-- START --
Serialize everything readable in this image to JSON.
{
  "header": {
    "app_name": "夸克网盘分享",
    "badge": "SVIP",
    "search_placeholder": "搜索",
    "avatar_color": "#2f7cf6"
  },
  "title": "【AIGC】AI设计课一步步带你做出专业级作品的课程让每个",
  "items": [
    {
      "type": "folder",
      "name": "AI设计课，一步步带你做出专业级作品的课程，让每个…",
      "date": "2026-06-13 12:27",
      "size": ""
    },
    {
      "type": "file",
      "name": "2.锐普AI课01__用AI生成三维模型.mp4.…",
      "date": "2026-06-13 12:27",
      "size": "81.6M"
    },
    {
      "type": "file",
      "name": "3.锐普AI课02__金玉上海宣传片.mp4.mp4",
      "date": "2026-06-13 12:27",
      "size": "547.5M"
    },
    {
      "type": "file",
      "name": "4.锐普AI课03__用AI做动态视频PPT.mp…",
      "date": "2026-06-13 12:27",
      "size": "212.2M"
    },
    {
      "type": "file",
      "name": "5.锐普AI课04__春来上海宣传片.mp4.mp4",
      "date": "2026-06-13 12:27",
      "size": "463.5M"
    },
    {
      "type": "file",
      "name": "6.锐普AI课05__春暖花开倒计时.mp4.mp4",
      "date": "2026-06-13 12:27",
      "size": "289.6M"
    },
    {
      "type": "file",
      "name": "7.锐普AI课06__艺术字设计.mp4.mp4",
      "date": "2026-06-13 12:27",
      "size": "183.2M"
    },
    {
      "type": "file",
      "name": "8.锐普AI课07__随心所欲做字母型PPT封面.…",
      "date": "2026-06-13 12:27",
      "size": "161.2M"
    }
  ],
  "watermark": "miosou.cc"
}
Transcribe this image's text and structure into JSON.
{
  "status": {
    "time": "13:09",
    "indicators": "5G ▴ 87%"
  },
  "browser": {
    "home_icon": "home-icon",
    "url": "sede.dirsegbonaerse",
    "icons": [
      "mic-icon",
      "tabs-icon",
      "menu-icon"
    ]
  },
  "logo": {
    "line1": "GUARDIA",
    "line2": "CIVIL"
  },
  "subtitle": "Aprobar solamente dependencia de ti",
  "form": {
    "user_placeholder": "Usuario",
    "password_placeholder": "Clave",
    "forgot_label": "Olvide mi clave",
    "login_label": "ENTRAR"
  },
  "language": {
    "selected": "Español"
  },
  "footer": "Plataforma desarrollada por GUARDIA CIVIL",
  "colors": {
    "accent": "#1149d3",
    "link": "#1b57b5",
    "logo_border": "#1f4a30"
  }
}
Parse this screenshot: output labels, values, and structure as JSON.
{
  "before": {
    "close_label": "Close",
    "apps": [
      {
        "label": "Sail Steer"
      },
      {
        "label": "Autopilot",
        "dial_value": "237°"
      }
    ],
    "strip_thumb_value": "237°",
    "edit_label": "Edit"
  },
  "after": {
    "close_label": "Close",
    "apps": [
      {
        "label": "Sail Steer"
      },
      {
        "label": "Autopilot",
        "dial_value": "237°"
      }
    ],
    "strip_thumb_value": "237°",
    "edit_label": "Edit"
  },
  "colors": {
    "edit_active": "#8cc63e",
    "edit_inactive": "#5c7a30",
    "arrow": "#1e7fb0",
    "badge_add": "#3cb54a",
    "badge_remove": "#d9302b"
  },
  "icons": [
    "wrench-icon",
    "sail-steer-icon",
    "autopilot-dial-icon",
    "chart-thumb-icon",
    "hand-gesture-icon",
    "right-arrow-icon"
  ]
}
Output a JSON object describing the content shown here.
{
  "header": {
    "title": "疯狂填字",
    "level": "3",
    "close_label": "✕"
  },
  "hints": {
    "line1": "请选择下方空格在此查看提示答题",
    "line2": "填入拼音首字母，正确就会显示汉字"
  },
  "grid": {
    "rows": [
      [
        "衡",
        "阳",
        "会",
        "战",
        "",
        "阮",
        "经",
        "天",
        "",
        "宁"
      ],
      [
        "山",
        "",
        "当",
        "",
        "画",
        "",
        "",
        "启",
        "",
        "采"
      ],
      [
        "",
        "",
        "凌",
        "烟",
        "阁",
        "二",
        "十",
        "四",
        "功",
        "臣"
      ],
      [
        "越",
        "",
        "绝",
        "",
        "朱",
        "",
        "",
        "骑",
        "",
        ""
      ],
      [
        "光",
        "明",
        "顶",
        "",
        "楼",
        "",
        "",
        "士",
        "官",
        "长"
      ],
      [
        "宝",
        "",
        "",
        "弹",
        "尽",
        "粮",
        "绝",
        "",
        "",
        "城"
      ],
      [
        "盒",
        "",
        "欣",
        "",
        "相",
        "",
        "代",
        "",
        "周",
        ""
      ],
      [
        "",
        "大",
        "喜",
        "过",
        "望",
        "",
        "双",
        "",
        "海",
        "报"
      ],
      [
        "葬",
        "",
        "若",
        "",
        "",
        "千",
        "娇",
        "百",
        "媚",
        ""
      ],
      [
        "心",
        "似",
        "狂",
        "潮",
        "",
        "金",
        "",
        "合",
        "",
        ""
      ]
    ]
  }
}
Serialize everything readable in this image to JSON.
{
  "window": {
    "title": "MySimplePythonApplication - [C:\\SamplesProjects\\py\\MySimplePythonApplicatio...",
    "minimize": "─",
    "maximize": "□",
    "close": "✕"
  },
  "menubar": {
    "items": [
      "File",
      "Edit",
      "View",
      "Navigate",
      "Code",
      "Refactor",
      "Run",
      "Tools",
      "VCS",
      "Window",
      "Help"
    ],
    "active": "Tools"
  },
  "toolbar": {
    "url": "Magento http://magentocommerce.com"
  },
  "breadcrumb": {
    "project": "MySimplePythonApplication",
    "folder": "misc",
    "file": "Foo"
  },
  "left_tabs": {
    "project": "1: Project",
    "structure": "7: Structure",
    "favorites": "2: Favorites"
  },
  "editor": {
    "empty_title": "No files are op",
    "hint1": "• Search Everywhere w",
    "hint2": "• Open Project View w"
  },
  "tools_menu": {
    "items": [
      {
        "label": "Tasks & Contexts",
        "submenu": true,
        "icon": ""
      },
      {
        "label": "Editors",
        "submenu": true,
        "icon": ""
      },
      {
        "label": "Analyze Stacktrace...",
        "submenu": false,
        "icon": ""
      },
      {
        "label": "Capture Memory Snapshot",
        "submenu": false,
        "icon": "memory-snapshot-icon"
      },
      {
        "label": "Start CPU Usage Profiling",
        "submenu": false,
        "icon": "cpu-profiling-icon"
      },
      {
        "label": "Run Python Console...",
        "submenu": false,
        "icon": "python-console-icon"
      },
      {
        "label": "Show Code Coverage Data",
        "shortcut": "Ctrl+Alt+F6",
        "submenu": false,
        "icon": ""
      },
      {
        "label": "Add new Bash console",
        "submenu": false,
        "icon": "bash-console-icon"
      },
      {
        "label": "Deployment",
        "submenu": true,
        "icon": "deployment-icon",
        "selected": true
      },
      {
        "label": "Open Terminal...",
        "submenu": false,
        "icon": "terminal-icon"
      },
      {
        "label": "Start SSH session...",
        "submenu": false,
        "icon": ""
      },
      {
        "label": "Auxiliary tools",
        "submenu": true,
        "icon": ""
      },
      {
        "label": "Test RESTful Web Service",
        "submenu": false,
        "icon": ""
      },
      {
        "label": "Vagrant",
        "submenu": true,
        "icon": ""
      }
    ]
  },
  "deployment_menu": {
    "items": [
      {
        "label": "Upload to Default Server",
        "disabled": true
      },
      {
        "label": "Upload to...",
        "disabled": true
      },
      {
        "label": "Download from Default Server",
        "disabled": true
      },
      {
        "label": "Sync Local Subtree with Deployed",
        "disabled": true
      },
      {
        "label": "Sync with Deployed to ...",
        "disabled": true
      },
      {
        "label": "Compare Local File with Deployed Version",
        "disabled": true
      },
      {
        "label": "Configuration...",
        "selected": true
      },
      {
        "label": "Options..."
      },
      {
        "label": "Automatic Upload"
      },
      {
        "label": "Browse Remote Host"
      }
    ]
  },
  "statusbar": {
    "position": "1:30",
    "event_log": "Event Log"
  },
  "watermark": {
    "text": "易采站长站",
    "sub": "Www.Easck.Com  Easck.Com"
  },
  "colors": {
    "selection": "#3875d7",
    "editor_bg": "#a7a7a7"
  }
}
-- END --
■ YOUR TASK: From the entries above, return each line with the word "MySimplePythonApplication" in it.

■ WRITTEN ANSWER:
    "title": "MySimplePythonApplication - [C:\\SamplesProjects\\py\\MySimplePythonApplicatio...",
    "project": "MySimplePythonApplication",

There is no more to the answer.